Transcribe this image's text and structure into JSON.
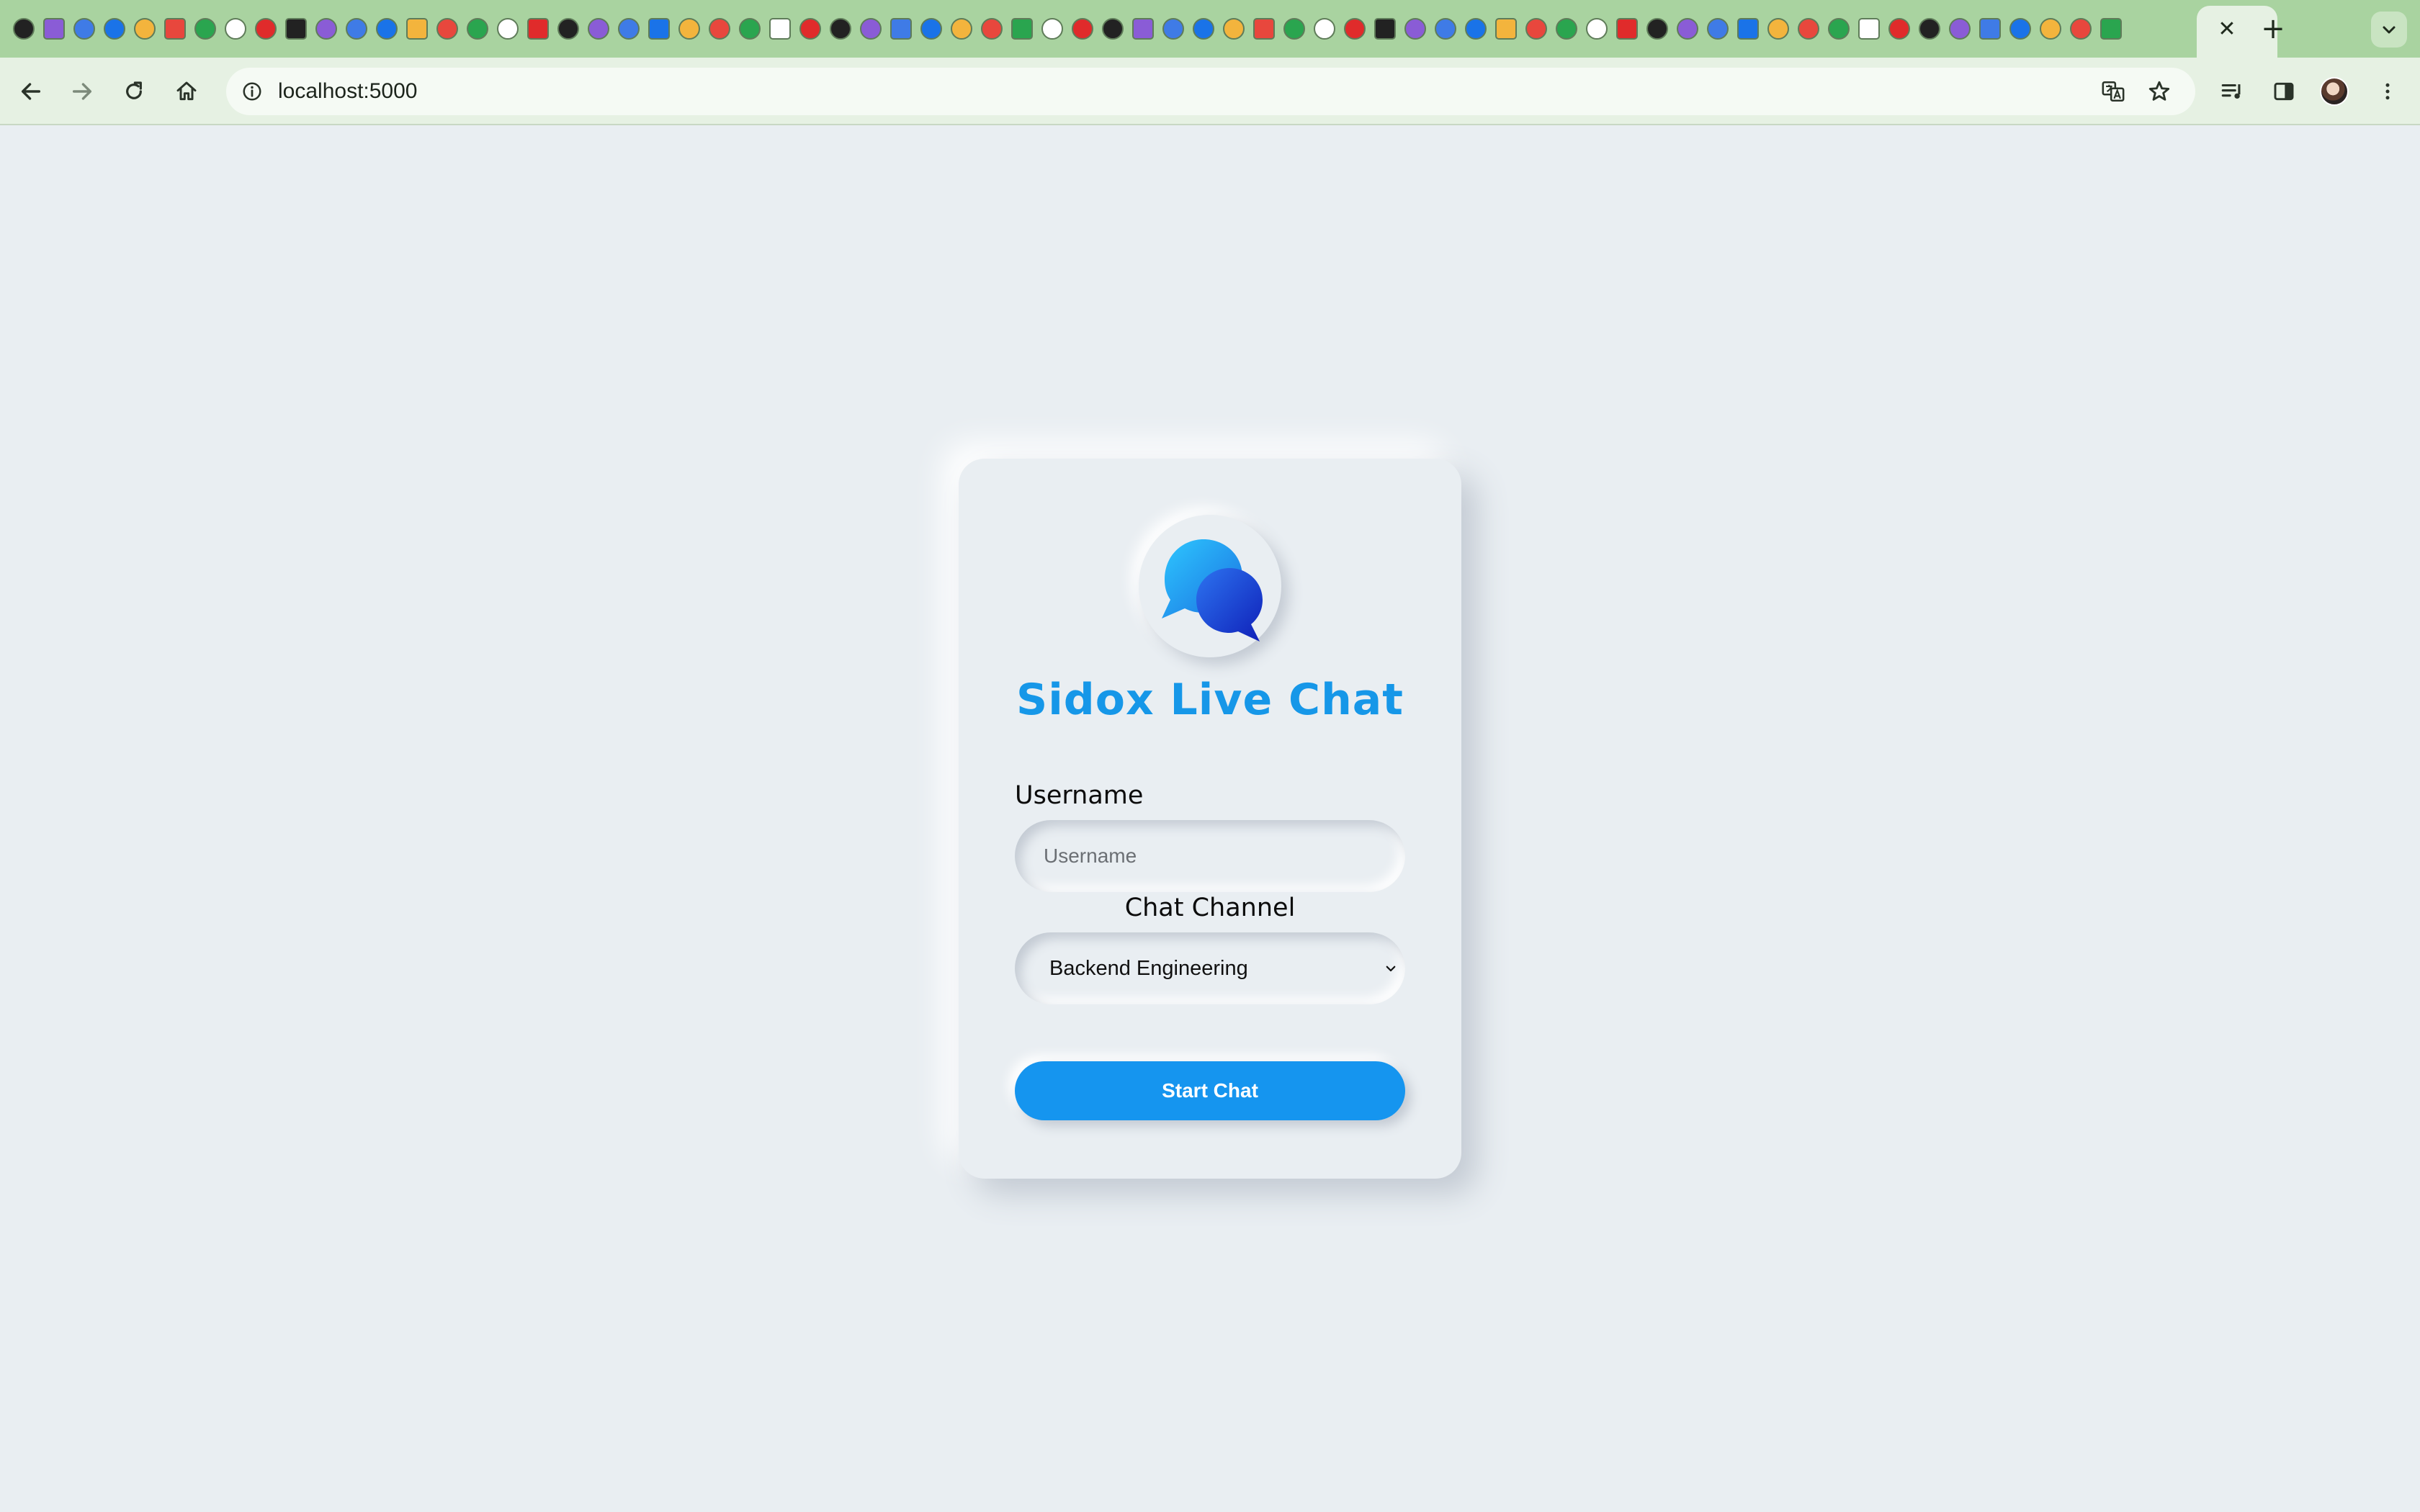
{
  "browser": {
    "address_url": "localhost:5000",
    "tab_close_glyph": "✕",
    "new_tab_glyph": "+"
  },
  "page": {
    "title": "Sidox Live Chat",
    "username_label": "Username",
    "username_placeholder": "Username",
    "username_value": "",
    "channel_label": "Chat Channel",
    "channel_selected": "Backend Engineering",
    "start_button_label": "Start Chat"
  },
  "colors": {
    "page_background": "#e9eef2",
    "accent": "#1595ef",
    "title_color": "#1697e8",
    "tabstrip": "#a9d3a0",
    "toolbar": "#e6f1e3"
  },
  "icons": {
    "back": "back-arrow-icon",
    "forward": "forward-arrow-icon",
    "reload": "reload-icon",
    "home": "home-icon",
    "site_info": "info-icon",
    "translate": "translate-icon",
    "bookmark": "star-icon",
    "media": "media-controls-icon",
    "side_panel": "side-panel-icon",
    "menu": "kebab-menu-icon",
    "logo": "chat-bubbles-icon",
    "caret": "chevron-down-icon"
  }
}
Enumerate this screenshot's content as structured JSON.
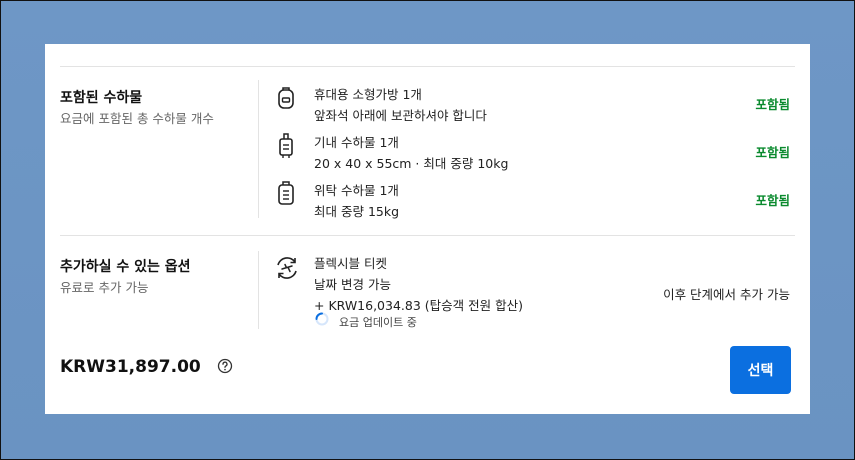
{
  "sections": [
    {
      "title": "포함된 수하물",
      "subtitle": "요금에 포함된 총 수하물 개수",
      "items": [
        {
          "icon": "backpack-icon",
          "title": "휴대용 소형가방 1개",
          "detail": "앞좌석 아래에 보관하셔야 합니다",
          "status": "포함됨"
        },
        {
          "icon": "cabin-bag-icon",
          "title": "기내 수하물 1개",
          "detail": "20 x 40 x 55cm · 최대 중량 10kg",
          "status": "포함됨"
        },
        {
          "icon": "checked-bag-icon",
          "title": "위탁 수하물 1개",
          "detail": "최대 중량 15kg",
          "status": "포함됨"
        }
      ]
    },
    {
      "title": "추가하실 수 있는 옵션",
      "subtitle": "유료로 추가 가능",
      "options": [
        {
          "icon": "flexible-ticket-icon",
          "title": "플렉시블 티켓",
          "line1": "날짜 변경 가능",
          "line2": "+ KRW16,034.83 (탑승객 전원 합산)",
          "status": "이후 단계에서 추가 가능",
          "updating": "요금 업데이트 중"
        }
      ]
    }
  ],
  "footer": {
    "price": "KRW31,897.00",
    "help_icon": "question-circle-icon",
    "select_label": "선택"
  },
  "colors": {
    "included": "#0a8a2e",
    "button": "#0b6fe0",
    "background": "#6e97c6"
  }
}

+ + +

Task details | Each line containing "JSON" counts once; state the total number of such lines and nothing else.

Finished answer | 2